EXERCISE DETAILS: Exact reproduction of the data is required, with images excluded.
+++++
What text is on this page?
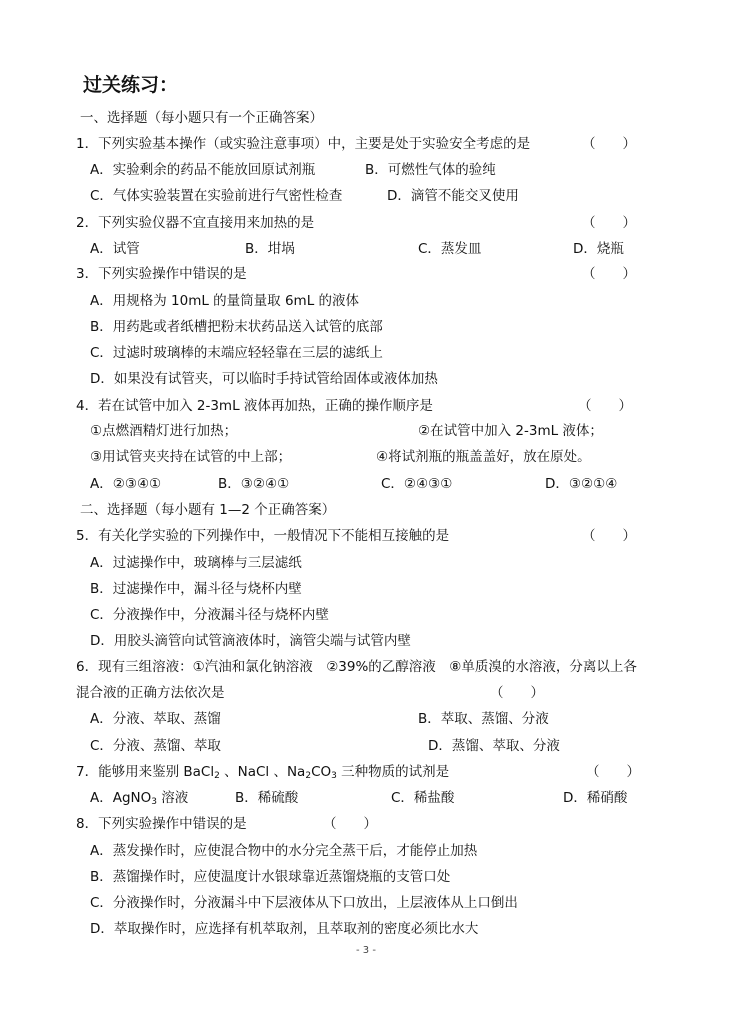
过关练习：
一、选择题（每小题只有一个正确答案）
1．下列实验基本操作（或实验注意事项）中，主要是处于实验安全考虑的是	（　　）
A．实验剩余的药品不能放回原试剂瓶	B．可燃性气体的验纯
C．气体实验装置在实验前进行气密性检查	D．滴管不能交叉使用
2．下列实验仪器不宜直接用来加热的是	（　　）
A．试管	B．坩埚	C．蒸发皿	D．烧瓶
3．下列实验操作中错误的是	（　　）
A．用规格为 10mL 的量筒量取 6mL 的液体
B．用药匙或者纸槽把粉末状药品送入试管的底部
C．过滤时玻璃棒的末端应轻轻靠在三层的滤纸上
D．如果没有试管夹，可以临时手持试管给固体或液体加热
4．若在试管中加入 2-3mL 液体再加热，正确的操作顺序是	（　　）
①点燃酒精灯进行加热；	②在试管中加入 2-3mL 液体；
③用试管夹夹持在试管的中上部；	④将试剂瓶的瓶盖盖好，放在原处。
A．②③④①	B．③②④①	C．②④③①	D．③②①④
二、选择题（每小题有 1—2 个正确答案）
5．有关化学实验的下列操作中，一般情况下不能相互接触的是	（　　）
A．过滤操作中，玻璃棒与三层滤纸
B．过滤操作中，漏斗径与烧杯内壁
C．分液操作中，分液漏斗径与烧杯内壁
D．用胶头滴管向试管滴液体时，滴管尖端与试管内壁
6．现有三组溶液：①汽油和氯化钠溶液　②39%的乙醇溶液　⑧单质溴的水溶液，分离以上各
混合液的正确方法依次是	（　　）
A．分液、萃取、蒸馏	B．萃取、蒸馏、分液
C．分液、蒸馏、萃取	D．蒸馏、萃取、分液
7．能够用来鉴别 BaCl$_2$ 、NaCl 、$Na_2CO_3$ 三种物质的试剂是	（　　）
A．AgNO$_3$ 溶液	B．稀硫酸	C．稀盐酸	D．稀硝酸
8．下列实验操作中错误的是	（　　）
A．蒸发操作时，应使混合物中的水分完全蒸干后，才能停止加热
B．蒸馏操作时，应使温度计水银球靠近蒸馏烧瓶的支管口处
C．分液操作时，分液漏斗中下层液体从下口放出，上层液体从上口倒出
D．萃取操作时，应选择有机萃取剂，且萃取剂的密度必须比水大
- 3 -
+++++
FULL ANSWER:
What text is on this page?
过关练习：
一、选择题（每小题只有一个正确答案）
1．下列实验基本操作（或实验注意事项）中，主要是处于实验安全考虑的是	（　　）
A．实验剩余的药品不能放回原试剂瓶	B．可燃性气体的验纯
C．气体实验装置在实验前进行气密性检查	D．滴管不能交叉使用
2．下列实验仪器不宜直接用来加热的是	（　　）
A．试管	B．坩埚	C．蒸发皿	D．烧瓶
3．下列实验操作中错误的是	（　　）
A．用规格为 10mL 的量筒量取 6mL 的液体
B．用药匙或者纸槽把粉末状药品送入试管的底部
C．过滤时玻璃棒的末端应轻轻靠在三层的滤纸上
D．如果没有试管夹，可以临时手持试管给固体或液体加热
4．若在试管中加入 2-3mL 液体再加热，正确的操作顺序是	（　　）
①点燃酒精灯进行加热；	②在试管中加入 2-3mL 液体；
③用试管夹夹持在试管的中上部；	④将试剂瓶的瓶盖盖好，放在原处。
A．②③④①	B．③②④①	C．②④③①	D．③②①④
二、选择题（每小题有 1—2 个正确答案）
5．有关化学实验的下列操作中，一般情况下不能相互接触的是	（　　）
A．过滤操作中，玻璃棒与三层滤纸
B．过滤操作中，漏斗径与烧杯内壁
C．分液操作中，分液漏斗径与烧杯内壁
D．用胶头滴管向试管滴液体时，滴管尖端与试管内壁
6．现有三组溶液：①汽油和氯化钠溶液　②39%的乙醇溶液　⑧单质溴的水溶液，分离以上各
混合液的正确方法依次是	（　　）
A．分液、萃取、蒸馏	B．萃取、蒸馏、分液
C．分液、蒸馏、萃取	D．蒸馏、萃取、分液
7．能够用来鉴别 BaCl$_2$ 、NaCl 、$Na_2CO_3$ 三种物质的试剂是	（　　）
A．AgNO$_3$ 溶液	B．稀硫酸	C．稀盐酸	D．稀硝酸
8．下列实验操作中错误的是	（　　）
A．蒸发操作时，应使混合物中的水分完全蒸干后，才能停止加热
B．蒸馏操作时，应使温度计水银球靠近蒸馏烧瓶的支管口处
C．分液操作时，分液漏斗中下层液体从下口放出，上层液体从上口倒出
D．萃取操作时，应选择有机萃取剂，且萃取剂的密度必须比水大
- 3 -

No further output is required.